■ What needs to be done
Please copy the records word for word, from the first line through the line that contains "y-tick-label: 10358 [613,322,640,332]", including both of those lines.

--- start of Supplied records ---

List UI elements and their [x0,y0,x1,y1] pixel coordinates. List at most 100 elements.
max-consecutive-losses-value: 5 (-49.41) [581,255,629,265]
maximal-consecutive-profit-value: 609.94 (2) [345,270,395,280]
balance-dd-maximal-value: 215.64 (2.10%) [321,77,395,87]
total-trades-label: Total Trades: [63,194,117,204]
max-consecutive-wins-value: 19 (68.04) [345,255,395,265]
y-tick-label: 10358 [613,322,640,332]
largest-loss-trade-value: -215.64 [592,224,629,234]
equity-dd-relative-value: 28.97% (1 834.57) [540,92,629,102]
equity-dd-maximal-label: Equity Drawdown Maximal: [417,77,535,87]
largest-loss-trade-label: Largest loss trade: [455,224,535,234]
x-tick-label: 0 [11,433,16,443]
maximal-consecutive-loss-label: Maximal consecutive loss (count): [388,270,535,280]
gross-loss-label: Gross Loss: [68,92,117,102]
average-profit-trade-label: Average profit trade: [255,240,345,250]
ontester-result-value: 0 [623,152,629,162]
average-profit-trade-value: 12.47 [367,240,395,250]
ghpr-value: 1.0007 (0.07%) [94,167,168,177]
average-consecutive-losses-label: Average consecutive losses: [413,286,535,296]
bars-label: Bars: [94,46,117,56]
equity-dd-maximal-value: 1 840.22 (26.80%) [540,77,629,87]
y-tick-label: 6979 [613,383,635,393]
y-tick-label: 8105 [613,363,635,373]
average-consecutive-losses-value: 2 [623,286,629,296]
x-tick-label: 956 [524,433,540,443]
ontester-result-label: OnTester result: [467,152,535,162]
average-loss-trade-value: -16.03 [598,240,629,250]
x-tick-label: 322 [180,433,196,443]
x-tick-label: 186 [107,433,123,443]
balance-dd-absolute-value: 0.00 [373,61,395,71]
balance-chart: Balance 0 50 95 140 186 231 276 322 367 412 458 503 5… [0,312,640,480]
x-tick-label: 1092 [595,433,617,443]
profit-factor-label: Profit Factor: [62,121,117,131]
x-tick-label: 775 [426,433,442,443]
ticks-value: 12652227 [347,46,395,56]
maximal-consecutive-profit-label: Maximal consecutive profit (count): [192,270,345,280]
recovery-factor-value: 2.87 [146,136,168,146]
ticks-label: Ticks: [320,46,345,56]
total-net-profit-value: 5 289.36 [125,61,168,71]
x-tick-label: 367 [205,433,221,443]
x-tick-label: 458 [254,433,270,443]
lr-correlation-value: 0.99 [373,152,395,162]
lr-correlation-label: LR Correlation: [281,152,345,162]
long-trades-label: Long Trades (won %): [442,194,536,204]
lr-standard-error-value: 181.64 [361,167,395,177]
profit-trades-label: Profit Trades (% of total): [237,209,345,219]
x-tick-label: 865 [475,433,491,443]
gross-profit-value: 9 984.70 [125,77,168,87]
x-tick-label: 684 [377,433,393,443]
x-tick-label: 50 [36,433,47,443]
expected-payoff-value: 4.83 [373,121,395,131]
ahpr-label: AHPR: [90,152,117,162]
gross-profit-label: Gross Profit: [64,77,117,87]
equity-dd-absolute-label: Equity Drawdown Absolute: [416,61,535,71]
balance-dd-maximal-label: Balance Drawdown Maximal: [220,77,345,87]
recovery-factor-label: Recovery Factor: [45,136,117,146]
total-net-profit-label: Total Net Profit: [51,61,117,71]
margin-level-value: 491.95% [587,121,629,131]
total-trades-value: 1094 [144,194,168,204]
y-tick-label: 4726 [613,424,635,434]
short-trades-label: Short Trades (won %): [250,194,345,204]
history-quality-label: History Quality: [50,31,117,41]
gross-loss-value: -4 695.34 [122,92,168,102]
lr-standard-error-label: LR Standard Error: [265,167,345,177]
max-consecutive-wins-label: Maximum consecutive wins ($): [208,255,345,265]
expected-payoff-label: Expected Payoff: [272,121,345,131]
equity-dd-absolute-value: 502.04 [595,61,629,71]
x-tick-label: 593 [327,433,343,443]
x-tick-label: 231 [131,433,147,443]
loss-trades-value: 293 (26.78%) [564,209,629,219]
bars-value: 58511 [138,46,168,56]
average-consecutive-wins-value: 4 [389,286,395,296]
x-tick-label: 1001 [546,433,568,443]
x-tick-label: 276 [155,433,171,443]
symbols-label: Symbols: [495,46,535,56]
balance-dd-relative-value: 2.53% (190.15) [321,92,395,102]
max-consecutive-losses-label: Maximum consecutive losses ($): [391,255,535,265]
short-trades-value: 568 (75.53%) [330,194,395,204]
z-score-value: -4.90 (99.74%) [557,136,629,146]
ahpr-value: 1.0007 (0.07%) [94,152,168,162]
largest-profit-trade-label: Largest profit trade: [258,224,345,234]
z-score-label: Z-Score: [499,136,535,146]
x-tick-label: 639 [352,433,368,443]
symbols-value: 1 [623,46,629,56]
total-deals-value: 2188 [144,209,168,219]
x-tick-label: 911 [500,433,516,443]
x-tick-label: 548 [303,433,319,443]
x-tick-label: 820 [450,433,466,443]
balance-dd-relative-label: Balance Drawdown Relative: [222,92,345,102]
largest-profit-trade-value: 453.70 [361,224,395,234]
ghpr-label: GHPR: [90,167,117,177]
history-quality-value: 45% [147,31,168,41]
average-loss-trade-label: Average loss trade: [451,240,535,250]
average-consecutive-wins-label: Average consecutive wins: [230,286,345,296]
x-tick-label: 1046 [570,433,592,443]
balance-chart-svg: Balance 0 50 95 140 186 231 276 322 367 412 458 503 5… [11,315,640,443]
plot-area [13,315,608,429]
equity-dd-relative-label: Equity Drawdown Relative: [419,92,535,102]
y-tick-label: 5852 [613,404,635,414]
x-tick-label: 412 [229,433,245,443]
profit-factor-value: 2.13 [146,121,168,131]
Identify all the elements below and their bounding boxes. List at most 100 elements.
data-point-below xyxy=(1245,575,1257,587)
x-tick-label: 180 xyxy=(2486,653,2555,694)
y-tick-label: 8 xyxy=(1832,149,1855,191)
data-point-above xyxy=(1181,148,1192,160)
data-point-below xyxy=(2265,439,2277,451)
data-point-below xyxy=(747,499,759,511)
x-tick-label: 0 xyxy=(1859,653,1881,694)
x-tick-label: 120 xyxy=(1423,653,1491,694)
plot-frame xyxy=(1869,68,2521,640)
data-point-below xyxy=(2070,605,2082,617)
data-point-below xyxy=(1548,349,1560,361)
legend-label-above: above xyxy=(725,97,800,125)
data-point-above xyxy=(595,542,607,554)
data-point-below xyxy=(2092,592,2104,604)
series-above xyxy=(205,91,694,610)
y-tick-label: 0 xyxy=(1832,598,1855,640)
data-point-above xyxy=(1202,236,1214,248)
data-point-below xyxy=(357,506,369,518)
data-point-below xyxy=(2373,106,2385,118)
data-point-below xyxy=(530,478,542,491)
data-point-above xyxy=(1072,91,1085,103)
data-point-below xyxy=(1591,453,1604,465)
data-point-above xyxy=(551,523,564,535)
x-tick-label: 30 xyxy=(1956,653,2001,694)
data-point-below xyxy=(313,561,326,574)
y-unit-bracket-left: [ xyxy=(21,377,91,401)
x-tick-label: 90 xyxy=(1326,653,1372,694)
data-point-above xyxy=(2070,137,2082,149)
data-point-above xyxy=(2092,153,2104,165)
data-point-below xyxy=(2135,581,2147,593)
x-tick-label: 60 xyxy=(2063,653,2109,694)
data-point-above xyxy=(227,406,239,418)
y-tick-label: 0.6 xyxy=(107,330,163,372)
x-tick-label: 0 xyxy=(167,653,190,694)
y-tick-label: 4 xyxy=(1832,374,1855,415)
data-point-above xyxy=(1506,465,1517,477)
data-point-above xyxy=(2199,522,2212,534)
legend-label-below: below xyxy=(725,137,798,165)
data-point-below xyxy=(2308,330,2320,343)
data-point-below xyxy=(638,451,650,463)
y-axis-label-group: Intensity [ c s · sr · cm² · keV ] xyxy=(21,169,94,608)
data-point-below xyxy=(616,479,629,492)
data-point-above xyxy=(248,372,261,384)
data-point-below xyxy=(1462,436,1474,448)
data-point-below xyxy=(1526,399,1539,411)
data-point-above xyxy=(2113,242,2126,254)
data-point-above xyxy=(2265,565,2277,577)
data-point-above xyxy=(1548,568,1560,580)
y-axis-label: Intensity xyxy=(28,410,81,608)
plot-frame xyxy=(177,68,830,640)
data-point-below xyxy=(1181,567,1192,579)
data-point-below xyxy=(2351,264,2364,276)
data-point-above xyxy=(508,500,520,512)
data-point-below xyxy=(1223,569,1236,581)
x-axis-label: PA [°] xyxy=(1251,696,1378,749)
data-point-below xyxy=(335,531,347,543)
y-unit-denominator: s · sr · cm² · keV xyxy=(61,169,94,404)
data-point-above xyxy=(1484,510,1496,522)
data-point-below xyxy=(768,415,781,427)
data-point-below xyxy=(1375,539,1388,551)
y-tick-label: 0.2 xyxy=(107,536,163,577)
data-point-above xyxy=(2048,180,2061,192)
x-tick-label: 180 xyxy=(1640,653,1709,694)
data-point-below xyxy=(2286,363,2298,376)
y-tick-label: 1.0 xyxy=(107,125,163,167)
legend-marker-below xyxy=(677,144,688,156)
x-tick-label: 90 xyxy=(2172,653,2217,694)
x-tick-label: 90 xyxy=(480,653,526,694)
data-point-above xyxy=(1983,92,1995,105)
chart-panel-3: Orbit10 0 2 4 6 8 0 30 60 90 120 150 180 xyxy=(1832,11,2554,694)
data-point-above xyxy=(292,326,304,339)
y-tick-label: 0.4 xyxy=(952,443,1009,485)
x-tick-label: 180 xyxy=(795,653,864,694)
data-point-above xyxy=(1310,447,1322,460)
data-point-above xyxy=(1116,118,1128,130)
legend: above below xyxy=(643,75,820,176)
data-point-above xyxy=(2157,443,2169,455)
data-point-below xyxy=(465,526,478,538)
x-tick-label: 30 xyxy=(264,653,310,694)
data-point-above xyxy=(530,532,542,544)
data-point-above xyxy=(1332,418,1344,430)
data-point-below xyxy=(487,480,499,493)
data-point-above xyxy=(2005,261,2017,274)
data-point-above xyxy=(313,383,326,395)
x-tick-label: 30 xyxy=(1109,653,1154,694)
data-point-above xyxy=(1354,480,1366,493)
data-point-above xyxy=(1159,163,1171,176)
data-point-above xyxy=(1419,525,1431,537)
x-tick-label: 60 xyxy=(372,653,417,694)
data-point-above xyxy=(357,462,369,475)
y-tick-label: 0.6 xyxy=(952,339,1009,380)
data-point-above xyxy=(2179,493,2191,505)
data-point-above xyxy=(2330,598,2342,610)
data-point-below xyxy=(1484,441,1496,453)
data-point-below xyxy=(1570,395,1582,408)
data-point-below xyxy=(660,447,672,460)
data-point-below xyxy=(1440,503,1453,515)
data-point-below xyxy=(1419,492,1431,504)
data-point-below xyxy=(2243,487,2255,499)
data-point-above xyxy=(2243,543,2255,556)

--- end of Supplied records ---

■ Written reply
List UI elements and their [x0,y0,x1,y1] pixel coordinates. List at most 100 elements.
max-consecutive-losses-value: 5 (-49.41) [581,255,629,265]
maximal-consecutive-profit-value: 609.94 (2) [345,270,395,280]
balance-dd-maximal-value: 215.64 (2.10%) [321,77,395,87]
total-trades-label: Total Trades: [63,194,117,204]
max-consecutive-wins-value: 19 (68.04) [345,255,395,265]
y-tick-label: 10358 [613,322,640,332]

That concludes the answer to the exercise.